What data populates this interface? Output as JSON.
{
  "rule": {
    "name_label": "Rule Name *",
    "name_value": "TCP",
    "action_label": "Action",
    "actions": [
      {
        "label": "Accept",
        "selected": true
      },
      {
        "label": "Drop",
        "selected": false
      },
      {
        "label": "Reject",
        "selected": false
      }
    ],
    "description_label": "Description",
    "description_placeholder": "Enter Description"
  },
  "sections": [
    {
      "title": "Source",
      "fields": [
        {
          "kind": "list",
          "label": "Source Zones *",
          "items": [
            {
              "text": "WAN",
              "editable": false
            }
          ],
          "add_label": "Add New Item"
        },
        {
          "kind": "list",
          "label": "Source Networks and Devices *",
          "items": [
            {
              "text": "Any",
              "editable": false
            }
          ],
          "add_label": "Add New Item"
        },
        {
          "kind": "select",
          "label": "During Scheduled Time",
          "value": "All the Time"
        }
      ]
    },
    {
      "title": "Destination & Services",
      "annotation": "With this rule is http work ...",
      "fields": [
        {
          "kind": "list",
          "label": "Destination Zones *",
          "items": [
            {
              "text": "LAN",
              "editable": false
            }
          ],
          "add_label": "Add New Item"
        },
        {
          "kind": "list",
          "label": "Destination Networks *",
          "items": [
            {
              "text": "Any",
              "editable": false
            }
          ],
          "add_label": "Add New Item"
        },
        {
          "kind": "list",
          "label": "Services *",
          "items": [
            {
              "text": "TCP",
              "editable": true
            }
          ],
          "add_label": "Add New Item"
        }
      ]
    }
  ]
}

☆ ☆ ☆ ☆

### Exercise
Repeat every record exactly as written, please.

### Full response
What data populates this interface? Output as JSON.
{
  "rule": {
    "name_label": "Rule Name *",
    "name_value": "TCP",
    "action_label": "Action",
    "actions": [
      {
        "label": "Accept",
        "selected": true
      },
      {
        "label": "Drop",
        "selected": false
      },
      {
        "label": "Reject",
        "selected": false
      }
    ],
    "description_label": "Description",
    "description_placeholder": "Enter Description"
  },
  "sections": [
    {
      "title": "Source",
      "fields": [
        {
          "kind": "list",
          "label": "Source Zones *",
          "items": [
            {
              "text": "WAN",
              "editable": false
            }
          ],
          "add_label": "Add New Item"
        },
        {
          "kind": "list",
          "label": "Source Networks and Devices *",
          "items": [
            {
              "text": "Any",
              "editable": false
            }
          ],
          "add_label": "Add New Item"
        },
        {
          "kind": "select",
          "label": "During Scheduled Time",
          "value": "All the Time"
        }
      ]
    },
    {
      "title": "Destination & Services",
      "annotation": "With this rule is http work ...",
      "fields": [
        {
          "kind": "list",
          "label": "Destination Zones *",
          "items": [
            {
              "text": "LAN",
              "editable": false
            }
          ],
          "add_label": "Add New Item"
        },
        {
          "kind": "list",
          "label": "Destination Networks *",
          "items": [
            {
              "text": "Any",
              "editable": false
            }
          ],
          "add_label": "Add New Item"
        },
        {
          "kind": "list",
          "label": "Services *",
          "items": [
            {
              "text": "TCP",
              "editable": true
            }
          ],
          "add_label": "Add New Item"
        }
      ]
    }
  ]
}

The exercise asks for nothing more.